§ WHAT TO PRODUCE
Quote the data word for word, from its first line down to and including the line that contains "bar-segment [981,417,991,615]".

______

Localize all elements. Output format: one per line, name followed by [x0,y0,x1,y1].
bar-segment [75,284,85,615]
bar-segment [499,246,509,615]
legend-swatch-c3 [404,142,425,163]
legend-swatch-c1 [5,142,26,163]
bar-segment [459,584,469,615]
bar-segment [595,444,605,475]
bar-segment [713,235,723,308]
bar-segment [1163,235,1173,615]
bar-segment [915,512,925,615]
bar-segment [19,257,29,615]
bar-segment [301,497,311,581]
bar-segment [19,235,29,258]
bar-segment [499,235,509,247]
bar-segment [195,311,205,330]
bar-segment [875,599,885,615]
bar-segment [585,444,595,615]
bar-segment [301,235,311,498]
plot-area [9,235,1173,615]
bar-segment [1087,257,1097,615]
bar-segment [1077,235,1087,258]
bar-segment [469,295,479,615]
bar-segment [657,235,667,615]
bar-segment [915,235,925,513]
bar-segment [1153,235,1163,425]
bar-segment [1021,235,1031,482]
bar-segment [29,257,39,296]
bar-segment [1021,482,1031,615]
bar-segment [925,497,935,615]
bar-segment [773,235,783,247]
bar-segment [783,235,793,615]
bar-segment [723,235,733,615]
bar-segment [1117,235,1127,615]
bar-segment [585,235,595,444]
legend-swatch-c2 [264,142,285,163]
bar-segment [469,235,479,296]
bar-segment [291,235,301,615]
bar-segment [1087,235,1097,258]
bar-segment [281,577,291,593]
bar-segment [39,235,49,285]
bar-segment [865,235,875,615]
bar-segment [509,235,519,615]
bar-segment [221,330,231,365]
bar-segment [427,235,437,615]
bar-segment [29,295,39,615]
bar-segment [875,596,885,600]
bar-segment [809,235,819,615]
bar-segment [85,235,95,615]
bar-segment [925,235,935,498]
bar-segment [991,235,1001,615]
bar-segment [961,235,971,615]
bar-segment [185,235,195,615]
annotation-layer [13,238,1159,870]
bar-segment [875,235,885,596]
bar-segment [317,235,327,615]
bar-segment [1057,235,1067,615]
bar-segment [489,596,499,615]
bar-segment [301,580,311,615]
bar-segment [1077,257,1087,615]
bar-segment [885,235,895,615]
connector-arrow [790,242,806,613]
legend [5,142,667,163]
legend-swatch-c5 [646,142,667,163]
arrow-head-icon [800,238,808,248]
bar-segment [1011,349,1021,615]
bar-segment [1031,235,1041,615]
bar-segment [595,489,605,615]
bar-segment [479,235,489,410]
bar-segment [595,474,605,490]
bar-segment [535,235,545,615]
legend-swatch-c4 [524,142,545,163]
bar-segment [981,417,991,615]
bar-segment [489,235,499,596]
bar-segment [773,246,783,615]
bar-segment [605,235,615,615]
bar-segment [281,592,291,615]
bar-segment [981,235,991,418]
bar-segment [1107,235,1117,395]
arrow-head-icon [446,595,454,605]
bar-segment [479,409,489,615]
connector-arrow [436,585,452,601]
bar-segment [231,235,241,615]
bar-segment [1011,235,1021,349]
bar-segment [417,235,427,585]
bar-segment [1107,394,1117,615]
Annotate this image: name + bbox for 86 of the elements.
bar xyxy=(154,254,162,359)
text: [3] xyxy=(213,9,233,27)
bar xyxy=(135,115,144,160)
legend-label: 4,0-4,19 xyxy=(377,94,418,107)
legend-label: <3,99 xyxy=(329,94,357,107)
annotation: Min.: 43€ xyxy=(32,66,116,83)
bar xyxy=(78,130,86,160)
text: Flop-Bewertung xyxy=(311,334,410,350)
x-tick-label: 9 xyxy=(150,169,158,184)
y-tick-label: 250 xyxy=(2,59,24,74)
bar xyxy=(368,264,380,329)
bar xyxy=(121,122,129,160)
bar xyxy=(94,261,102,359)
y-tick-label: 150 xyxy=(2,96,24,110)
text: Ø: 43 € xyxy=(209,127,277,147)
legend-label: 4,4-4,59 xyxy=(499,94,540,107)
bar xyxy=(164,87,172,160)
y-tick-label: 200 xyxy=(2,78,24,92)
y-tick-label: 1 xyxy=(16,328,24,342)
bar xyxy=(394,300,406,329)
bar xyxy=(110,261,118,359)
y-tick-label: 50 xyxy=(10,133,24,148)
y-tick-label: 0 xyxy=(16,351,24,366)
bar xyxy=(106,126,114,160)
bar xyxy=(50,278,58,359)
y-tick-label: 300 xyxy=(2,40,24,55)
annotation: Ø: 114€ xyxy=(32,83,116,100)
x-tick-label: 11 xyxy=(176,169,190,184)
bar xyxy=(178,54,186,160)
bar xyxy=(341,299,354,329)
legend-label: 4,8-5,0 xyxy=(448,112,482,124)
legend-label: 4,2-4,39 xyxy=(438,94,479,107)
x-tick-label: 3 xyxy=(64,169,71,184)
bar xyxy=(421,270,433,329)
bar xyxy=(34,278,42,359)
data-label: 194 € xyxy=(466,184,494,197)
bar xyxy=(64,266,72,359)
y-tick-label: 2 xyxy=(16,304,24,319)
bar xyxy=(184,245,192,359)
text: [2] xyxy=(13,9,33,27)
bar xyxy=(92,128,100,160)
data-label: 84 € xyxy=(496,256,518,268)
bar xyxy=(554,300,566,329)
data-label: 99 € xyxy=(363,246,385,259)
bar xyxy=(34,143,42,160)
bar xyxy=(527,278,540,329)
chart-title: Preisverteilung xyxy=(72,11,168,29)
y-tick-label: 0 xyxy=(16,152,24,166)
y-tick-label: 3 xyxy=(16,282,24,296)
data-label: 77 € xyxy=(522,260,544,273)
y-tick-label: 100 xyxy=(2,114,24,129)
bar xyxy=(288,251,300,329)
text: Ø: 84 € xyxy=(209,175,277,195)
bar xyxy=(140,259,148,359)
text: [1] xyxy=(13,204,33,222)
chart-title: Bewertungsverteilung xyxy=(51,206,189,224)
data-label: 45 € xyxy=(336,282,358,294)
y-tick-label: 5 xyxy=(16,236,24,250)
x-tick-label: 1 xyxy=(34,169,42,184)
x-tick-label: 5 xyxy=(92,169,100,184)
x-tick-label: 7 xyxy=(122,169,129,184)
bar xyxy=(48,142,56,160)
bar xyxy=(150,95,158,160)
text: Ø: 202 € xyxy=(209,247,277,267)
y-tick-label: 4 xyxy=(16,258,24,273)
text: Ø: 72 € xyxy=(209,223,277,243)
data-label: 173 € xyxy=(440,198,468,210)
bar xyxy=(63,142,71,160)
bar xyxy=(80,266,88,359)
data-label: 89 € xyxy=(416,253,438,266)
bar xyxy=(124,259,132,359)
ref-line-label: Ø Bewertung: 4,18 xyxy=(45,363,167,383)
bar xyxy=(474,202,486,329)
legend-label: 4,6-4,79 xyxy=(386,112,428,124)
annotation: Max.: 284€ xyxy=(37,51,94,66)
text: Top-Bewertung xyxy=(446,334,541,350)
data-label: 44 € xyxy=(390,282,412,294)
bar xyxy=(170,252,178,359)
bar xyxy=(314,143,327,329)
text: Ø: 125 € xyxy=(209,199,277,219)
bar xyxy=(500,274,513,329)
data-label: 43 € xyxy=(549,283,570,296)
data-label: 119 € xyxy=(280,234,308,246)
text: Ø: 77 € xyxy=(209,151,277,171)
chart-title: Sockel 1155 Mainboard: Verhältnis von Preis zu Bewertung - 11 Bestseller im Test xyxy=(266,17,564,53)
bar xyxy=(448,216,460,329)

______

§ OUTPUT BELOW
Localize all elements. Output format: one per line, name followed by [x0,y0,x1,y1].
bar-segment [75,284,85,615]
bar-segment [499,246,509,615]
legend-swatch-c3 [404,142,425,163]
legend-swatch-c1 [5,142,26,163]
bar-segment [459,584,469,615]
bar-segment [595,444,605,475]
bar-segment [713,235,723,308]
bar-segment [1163,235,1173,615]
bar-segment [915,512,925,615]
bar-segment [19,257,29,615]
bar-segment [301,497,311,581]
bar-segment [19,235,29,258]
bar-segment [499,235,509,247]
bar-segment [195,311,205,330]
bar-segment [875,599,885,615]
bar-segment [585,444,595,615]
bar-segment [301,235,311,498]
plot-area [9,235,1173,615]
bar-segment [1087,257,1097,615]
bar-segment [1077,235,1087,258]
bar-segment [469,295,479,615]
bar-segment [657,235,667,615]
bar-segment [915,235,925,513]
bar-segment [1153,235,1163,425]
bar-segment [1021,235,1031,482]
bar-segment [29,257,39,296]
bar-segment [1021,482,1031,615]
bar-segment [925,497,935,615]
bar-segment [773,235,783,247]
bar-segment [783,235,793,615]
bar-segment [723,235,733,615]
bar-segment [1117,235,1127,615]
bar-segment [585,235,595,444]
legend-swatch-c2 [264,142,285,163]
bar-segment [469,235,479,296]
bar-segment [291,235,301,615]
bar-segment [1087,235,1097,258]
bar-segment [281,577,291,593]
bar-segment [39,235,49,285]
bar-segment [865,235,875,615]
bar-segment [509,235,519,615]
bar-segment [221,330,231,365]
bar-segment [427,235,437,615]
bar-segment [29,295,39,615]
bar-segment [875,596,885,600]
bar-segment [809,235,819,615]
bar-segment [85,235,95,615]
bar-segment [925,235,935,498]
bar-segment [991,235,1001,615]
bar-segment [961,235,971,615]
bar-segment [185,235,195,615]
annotation-layer [13,238,1159,870]
bar-segment [875,235,885,596]
bar-segment [317,235,327,615]
bar-segment [1057,235,1067,615]
bar-segment [489,596,499,615]
bar-segment [301,580,311,615]
bar-segment [1077,257,1087,615]
bar-segment [885,235,895,615]
connector-arrow [790,242,806,613]
legend [5,142,667,163]
legend-swatch-c5 [646,142,667,163]
arrow-head-icon [800,238,808,248]
bar-segment [1011,349,1021,615]
bar-segment [1031,235,1041,615]
bar-segment [595,489,605,615]
bar-segment [479,235,489,410]
bar-segment [595,474,605,490]
bar-segment [535,235,545,615]
legend-swatch-c4 [524,142,545,163]
bar-segment [981,417,991,615]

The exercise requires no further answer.